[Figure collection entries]
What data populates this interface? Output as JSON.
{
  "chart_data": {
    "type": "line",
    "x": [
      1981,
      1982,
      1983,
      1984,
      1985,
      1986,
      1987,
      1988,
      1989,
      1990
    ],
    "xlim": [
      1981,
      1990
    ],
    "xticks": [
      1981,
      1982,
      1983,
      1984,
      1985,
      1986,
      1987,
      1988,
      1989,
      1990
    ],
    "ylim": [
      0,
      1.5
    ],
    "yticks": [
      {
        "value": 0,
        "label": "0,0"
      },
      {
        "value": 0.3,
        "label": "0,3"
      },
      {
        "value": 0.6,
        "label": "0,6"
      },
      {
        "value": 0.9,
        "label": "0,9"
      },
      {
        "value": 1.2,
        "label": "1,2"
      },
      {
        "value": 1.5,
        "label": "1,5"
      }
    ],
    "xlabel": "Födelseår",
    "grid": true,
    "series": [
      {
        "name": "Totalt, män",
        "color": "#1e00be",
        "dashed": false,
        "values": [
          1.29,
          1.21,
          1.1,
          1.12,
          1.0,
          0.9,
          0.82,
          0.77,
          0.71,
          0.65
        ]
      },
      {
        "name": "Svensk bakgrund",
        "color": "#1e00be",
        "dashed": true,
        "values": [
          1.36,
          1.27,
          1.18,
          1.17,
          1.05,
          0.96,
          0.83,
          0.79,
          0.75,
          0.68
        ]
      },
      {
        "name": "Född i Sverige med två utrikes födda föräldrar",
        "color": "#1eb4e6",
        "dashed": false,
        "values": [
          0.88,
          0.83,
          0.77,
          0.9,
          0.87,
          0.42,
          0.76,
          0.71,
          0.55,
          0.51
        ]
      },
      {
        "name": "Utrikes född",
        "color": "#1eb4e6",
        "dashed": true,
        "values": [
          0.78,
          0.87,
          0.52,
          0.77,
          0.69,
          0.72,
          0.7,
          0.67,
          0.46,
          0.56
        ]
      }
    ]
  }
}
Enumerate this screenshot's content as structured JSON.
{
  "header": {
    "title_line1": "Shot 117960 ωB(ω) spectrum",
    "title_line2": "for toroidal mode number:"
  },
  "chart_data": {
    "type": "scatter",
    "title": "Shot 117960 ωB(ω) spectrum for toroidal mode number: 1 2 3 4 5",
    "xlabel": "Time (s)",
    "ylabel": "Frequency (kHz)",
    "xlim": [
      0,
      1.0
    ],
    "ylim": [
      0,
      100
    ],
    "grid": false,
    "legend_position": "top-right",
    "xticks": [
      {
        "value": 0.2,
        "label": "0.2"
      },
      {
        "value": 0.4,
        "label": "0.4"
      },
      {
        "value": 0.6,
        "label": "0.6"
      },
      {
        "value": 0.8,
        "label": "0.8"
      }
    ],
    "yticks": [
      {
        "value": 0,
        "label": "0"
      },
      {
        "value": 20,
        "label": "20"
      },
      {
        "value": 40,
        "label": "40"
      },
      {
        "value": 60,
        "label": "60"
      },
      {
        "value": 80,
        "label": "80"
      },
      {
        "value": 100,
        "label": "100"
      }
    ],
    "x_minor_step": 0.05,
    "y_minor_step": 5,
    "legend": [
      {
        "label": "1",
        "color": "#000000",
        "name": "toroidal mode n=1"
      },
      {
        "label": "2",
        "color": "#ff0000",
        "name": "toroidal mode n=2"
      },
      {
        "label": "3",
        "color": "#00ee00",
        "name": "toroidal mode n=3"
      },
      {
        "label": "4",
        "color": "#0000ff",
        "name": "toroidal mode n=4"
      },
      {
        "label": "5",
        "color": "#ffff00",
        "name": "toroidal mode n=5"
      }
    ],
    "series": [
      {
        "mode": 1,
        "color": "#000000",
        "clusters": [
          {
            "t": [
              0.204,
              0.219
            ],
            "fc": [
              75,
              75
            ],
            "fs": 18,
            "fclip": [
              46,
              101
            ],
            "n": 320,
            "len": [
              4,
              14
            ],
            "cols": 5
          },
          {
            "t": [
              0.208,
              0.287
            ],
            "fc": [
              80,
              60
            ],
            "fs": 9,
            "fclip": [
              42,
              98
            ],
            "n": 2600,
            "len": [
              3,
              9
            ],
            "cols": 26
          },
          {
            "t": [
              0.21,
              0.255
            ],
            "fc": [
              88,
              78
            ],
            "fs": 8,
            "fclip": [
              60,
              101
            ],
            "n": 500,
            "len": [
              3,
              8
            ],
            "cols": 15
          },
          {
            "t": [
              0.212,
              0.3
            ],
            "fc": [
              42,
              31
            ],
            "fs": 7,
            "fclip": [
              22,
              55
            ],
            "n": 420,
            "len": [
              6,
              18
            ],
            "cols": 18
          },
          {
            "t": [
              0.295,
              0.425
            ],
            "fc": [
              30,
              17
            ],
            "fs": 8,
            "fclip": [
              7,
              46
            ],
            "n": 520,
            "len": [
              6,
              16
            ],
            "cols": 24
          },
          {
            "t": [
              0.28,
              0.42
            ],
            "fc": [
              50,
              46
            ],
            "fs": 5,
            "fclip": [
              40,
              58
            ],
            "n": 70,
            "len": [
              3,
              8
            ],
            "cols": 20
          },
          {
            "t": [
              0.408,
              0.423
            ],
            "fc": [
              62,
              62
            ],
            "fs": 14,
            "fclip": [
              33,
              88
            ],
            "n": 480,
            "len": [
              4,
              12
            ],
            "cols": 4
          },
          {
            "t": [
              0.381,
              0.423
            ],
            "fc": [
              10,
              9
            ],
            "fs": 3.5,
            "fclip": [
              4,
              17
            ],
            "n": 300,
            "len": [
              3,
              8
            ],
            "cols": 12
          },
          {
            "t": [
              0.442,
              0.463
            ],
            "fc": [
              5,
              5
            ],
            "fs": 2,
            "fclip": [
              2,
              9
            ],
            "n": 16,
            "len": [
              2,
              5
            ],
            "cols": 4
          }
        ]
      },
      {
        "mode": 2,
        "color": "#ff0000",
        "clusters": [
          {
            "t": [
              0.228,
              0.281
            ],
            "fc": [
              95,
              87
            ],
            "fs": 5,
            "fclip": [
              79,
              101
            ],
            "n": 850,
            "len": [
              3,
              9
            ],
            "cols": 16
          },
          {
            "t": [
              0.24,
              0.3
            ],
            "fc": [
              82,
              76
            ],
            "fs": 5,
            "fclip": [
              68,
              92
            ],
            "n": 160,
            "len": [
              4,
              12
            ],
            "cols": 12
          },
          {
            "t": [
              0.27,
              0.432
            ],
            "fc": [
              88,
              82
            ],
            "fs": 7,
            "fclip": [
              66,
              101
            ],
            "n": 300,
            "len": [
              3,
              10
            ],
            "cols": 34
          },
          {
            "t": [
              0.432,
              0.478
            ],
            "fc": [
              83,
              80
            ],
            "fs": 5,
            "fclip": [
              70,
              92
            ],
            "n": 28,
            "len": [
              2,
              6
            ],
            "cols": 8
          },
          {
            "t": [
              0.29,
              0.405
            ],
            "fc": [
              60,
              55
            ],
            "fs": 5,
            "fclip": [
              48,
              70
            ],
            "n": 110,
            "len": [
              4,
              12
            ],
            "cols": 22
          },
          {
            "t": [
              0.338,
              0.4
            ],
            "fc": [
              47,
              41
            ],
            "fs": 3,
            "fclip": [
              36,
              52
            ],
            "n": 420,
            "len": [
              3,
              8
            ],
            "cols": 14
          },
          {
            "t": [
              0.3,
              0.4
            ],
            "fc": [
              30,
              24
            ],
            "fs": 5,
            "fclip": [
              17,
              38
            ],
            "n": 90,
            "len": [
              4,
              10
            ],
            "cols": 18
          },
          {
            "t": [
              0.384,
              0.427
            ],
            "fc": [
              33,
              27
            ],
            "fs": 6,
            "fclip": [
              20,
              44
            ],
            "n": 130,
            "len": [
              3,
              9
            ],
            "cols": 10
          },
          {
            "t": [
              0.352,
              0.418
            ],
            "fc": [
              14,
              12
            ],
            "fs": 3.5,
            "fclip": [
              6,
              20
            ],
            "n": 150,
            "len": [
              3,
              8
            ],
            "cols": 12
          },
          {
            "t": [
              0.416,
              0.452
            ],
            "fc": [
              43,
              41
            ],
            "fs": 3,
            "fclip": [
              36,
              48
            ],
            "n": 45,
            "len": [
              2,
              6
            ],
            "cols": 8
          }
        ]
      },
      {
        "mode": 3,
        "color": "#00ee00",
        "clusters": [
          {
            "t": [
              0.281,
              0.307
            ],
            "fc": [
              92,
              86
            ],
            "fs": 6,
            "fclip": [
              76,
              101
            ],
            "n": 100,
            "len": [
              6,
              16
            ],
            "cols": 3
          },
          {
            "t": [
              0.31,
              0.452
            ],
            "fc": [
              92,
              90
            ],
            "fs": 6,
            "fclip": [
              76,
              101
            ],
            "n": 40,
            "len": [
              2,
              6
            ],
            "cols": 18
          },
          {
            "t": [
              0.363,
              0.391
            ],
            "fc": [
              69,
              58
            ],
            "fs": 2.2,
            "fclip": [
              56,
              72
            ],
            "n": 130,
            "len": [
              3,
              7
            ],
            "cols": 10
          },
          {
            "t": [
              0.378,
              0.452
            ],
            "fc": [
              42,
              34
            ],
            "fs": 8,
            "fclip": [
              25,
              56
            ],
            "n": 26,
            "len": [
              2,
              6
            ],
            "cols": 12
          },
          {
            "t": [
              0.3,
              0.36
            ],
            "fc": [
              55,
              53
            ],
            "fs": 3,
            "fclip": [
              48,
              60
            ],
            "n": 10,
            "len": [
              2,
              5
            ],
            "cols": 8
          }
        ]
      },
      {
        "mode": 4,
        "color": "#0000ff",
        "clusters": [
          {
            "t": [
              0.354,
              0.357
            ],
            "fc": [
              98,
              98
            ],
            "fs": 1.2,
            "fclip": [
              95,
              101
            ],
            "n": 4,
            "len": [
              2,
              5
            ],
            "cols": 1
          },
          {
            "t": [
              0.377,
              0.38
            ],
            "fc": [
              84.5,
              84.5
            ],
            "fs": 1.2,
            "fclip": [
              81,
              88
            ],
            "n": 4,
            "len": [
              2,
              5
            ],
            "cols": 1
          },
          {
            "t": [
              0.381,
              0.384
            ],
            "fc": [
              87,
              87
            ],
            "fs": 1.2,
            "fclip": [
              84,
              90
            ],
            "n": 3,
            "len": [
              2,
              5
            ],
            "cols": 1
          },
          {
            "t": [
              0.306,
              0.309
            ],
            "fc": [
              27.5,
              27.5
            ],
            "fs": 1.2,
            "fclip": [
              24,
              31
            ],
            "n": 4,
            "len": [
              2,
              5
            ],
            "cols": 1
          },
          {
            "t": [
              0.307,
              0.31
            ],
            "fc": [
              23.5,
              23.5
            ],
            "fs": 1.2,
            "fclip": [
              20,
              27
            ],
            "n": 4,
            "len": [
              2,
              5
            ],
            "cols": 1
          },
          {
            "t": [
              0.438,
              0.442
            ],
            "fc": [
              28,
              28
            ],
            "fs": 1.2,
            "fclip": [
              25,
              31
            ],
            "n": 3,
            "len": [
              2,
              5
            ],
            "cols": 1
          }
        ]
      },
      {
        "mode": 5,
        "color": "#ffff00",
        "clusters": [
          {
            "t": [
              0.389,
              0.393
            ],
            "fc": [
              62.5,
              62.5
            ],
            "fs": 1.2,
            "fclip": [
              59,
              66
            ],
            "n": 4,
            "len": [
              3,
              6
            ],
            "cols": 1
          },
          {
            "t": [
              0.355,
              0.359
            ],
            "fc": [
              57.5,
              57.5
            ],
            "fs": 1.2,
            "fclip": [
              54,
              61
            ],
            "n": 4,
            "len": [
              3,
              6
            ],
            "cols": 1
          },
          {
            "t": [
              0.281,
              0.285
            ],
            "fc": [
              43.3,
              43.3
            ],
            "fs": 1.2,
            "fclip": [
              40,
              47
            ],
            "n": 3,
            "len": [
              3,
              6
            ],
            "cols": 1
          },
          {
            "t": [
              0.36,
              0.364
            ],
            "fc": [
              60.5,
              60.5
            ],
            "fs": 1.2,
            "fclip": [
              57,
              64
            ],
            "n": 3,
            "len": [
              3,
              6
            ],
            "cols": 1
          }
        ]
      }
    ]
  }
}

--- Aim ---
List all lines holding the string "name".

--- The completed task ---
        "name": "Totalt, män",
        "name": "Svensk bakgrund",
        "name": "Född i Sverige med två utrikes födda föräldrar",
        "name": "Utrikes född",
        "name": "toroidal mode n=1"
        "name": "toroidal mode n=2"
        "name": "toroidal mode n=3"
        "name": "toroidal mode n=4"
        "name": "toroidal mode n=5"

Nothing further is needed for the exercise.